* Task brief *
Lines holding the string "здесь" are the ones to copy; find them all in the data.

Saved entries
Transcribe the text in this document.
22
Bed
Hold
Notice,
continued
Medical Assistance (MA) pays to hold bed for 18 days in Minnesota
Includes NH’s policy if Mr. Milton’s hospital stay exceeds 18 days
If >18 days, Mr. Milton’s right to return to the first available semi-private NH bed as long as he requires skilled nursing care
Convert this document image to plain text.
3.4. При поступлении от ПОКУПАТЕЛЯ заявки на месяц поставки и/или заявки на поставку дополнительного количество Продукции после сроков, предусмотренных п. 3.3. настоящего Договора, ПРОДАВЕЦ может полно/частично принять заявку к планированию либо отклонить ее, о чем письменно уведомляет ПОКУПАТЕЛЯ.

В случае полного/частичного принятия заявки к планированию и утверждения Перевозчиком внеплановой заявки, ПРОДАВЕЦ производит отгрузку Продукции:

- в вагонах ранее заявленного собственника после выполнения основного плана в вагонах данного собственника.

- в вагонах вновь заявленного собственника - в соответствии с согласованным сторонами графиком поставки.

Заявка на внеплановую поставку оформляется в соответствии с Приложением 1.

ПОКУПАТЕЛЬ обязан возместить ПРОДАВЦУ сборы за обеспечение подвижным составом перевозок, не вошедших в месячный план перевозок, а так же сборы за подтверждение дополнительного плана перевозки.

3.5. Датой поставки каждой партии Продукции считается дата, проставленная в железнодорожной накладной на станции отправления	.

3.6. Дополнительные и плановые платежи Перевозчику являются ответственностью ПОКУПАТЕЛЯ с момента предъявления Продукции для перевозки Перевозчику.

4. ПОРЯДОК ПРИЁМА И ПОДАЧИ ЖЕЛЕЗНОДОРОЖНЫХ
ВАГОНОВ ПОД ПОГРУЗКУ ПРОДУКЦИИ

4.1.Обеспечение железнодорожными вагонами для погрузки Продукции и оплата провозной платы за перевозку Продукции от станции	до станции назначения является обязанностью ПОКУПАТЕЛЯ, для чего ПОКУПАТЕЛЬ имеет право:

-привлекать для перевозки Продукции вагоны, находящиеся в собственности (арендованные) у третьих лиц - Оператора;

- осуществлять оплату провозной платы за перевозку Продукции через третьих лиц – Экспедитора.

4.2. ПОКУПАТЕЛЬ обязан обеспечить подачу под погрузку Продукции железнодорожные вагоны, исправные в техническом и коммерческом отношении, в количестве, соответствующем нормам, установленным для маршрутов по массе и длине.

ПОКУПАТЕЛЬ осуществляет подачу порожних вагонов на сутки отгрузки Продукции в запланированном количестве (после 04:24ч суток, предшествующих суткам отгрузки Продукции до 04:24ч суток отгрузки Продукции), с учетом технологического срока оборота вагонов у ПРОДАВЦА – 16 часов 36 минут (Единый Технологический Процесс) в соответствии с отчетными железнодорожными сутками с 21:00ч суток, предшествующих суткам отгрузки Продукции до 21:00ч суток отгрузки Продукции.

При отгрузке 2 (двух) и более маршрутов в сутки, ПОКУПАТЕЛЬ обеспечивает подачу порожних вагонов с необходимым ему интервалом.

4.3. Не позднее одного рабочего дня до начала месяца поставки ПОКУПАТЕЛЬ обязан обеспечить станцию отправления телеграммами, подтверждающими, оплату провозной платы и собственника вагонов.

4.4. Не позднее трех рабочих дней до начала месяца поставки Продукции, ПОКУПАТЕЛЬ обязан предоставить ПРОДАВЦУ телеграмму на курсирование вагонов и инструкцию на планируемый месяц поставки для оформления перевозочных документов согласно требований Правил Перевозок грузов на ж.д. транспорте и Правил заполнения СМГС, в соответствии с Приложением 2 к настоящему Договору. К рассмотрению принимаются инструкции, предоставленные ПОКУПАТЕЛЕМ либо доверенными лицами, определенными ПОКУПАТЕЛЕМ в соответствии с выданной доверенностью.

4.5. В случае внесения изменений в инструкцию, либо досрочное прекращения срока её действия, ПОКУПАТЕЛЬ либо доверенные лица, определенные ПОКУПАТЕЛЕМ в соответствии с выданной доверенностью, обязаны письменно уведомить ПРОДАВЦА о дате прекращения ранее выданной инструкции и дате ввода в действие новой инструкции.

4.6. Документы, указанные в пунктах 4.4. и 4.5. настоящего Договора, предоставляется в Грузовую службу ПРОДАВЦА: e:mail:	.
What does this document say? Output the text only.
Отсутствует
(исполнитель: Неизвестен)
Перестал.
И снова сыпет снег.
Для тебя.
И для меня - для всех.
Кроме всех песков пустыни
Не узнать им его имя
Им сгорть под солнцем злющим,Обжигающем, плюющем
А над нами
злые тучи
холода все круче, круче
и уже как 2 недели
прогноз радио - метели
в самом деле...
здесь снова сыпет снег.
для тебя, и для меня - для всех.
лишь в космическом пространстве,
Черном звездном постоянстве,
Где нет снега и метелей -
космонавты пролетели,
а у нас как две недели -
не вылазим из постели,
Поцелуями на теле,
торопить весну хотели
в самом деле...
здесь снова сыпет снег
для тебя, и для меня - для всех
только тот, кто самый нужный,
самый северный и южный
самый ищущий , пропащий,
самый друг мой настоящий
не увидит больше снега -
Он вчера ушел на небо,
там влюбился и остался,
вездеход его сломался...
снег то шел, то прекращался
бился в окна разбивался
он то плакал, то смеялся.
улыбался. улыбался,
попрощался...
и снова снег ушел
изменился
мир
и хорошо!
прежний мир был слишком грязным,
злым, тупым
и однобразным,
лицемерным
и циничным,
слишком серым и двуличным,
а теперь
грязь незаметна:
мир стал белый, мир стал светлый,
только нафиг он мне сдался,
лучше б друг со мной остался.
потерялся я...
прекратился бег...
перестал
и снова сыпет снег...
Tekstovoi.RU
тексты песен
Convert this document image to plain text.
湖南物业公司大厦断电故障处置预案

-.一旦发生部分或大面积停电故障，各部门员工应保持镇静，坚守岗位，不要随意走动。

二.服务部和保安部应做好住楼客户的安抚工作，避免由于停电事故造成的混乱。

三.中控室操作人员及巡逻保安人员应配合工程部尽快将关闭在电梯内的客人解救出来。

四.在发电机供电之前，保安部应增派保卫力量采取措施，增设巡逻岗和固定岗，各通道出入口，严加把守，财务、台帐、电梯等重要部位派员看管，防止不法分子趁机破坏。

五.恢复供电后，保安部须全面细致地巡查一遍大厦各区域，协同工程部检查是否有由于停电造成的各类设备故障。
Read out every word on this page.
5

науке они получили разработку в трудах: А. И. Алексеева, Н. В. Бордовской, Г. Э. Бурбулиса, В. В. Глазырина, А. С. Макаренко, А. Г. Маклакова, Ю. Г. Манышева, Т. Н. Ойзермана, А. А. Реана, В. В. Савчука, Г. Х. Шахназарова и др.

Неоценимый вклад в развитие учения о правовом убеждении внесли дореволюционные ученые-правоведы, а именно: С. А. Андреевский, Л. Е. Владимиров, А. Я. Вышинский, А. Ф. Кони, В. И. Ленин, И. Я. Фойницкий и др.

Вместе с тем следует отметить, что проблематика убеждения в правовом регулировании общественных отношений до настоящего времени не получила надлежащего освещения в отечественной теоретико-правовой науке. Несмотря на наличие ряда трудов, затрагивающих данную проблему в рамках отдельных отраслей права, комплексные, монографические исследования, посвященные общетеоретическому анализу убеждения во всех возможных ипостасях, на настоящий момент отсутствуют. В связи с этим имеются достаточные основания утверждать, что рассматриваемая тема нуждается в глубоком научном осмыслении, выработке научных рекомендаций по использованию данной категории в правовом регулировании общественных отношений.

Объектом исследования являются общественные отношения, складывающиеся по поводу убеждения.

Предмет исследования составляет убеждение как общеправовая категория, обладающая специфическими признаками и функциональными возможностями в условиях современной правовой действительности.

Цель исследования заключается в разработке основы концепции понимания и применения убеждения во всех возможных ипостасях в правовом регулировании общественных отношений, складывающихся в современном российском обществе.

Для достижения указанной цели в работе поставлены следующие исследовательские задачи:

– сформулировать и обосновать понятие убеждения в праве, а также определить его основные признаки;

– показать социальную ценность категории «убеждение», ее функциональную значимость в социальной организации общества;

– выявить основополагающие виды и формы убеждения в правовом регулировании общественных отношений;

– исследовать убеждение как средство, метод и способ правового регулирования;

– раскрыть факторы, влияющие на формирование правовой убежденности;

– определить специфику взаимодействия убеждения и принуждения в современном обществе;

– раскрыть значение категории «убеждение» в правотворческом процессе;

* Exercise result *
здесь снова сыпет снег.
здесь снова сыпет снег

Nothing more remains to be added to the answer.